● **Data supplied**:
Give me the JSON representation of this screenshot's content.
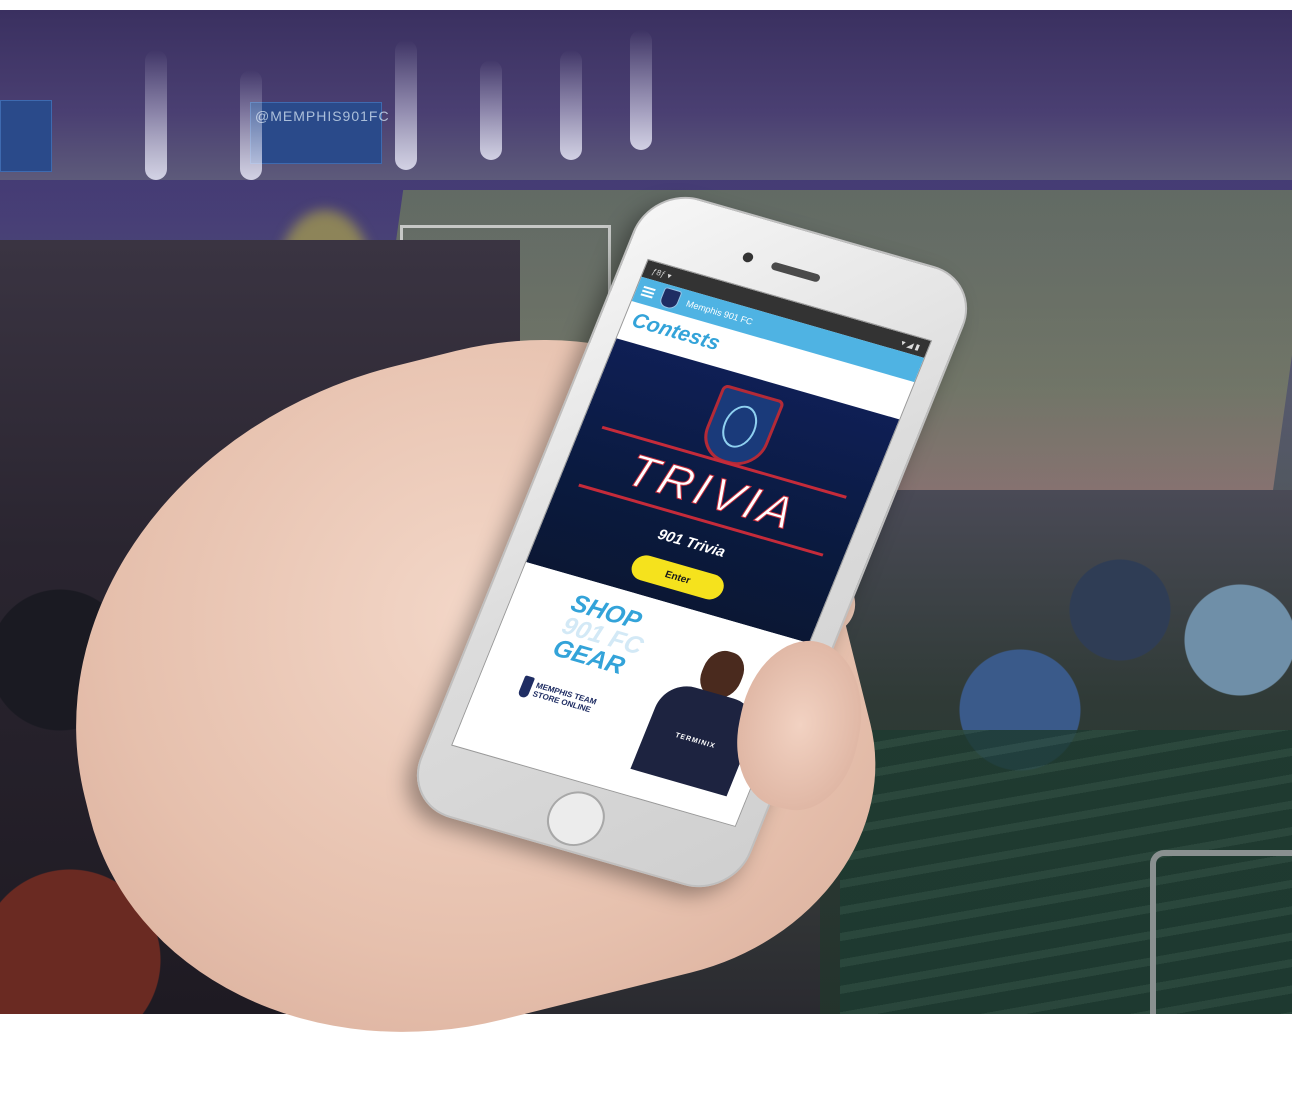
{
  "background": {
    "board_text": "@MEMPHIS901FC"
  },
  "phone": {
    "status_bar": {
      "left": "ƒ8ƒ ▾",
      "right": "▾ ◢ ▮"
    },
    "app_bar": {
      "title": "Memphis 901 FC",
      "menu_icon": "hamburger-icon",
      "logo_icon": "crest-icon",
      "accent": "#4fb3e3"
    },
    "page_heading": "Contests",
    "contest": {
      "logo_word": "TRIVIA",
      "title": "901 Trivia",
      "button_label": "Enter",
      "panel_color": "#0f1f55",
      "button_color": "#f5e21d"
    },
    "shop_banner": {
      "line1": "SHOP",
      "line2": "901 FC",
      "line3": "GEAR",
      "logo_text": "MEMPHIS TEAM STORE ONLINE",
      "jersey_text": "TERMINIX"
    }
  }
}
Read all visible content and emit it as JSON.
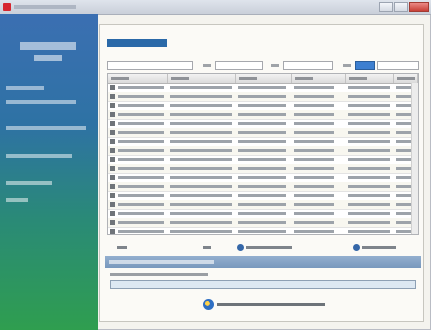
{
  "window": {
    "title": ""
  },
  "sidebar": {
    "title": "",
    "subtitle": "",
    "items": [
      {
        "label": ""
      },
      {
        "label": ""
      },
      {
        "label": ""
      },
      {
        "label": ""
      },
      {
        "label": ""
      },
      {
        "label": ""
      }
    ]
  },
  "main": {
    "panel_title": "",
    "filters": [
      {
        "label": "",
        "value": ""
      },
      {
        "label": "",
        "value": ""
      },
      {
        "label": "",
        "value": ""
      },
      {
        "label": "",
        "value": ""
      }
    ],
    "table": {
      "columns": [
        "",
        "",
        "",
        "",
        "",
        ""
      ],
      "rows": [
        [
          "",
          "",
          "",
          "",
          "",
          ""
        ],
        [
          "",
          "",
          "",
          "",
          "",
          ""
        ],
        [
          "",
          "",
          "",
          "",
          "",
          ""
        ],
        [
          "",
          "",
          "",
          "",
          "",
          ""
        ],
        [
          "",
          "",
          "",
          "",
          "",
          ""
        ],
        [
          "",
          "",
          "",
          "",
          "",
          ""
        ],
        [
          "",
          "",
          "",
          "",
          "",
          ""
        ],
        [
          "",
          "",
          "",
          "",
          "",
          ""
        ],
        [
          "",
          "",
          "",
          "",
          "",
          ""
        ],
        [
          "",
          "",
          "",
          "",
          "",
          ""
        ],
        [
          "",
          "",
          "",
          "",
          "",
          ""
        ],
        [
          "",
          "",
          "",
          "",
          "",
          ""
        ],
        [
          "",
          "",
          "",
          "",
          "",
          ""
        ],
        [
          "",
          "",
          "",
          "",
          "",
          ""
        ],
        [
          "",
          "",
          "",
          "",
          "",
          ""
        ],
        [
          "",
          "",
          "",
          "",
          "",
          ""
        ],
        [
          "",
          "",
          "",
          "",
          "",
          ""
        ]
      ]
    },
    "pager": {
      "prev": "",
      "page": "",
      "select_all": "",
      "select_none": ""
    },
    "stage": {
      "title": "",
      "status": "",
      "progress_fraction": 0.0,
      "start_label": ""
    }
  },
  "colors": {
    "sidebar_top": "#3b6fb2",
    "sidebar_bottom": "#2f9e4f",
    "accent": "#2a69a8",
    "close_button": "#c83f36"
  },
  "icons": {
    "app": "app-icon",
    "prev": "arrow-left-icon",
    "select_all": "check-circle-icon",
    "select_none": "cross-circle-icon",
    "start": "run-icon"
  }
}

● **Problem details**: Pull out every line in the material above where "content" occurs.

● **The answer**:
Give me the JSON representation of this screenshot's content.
Read all visible content and emit it as JSON.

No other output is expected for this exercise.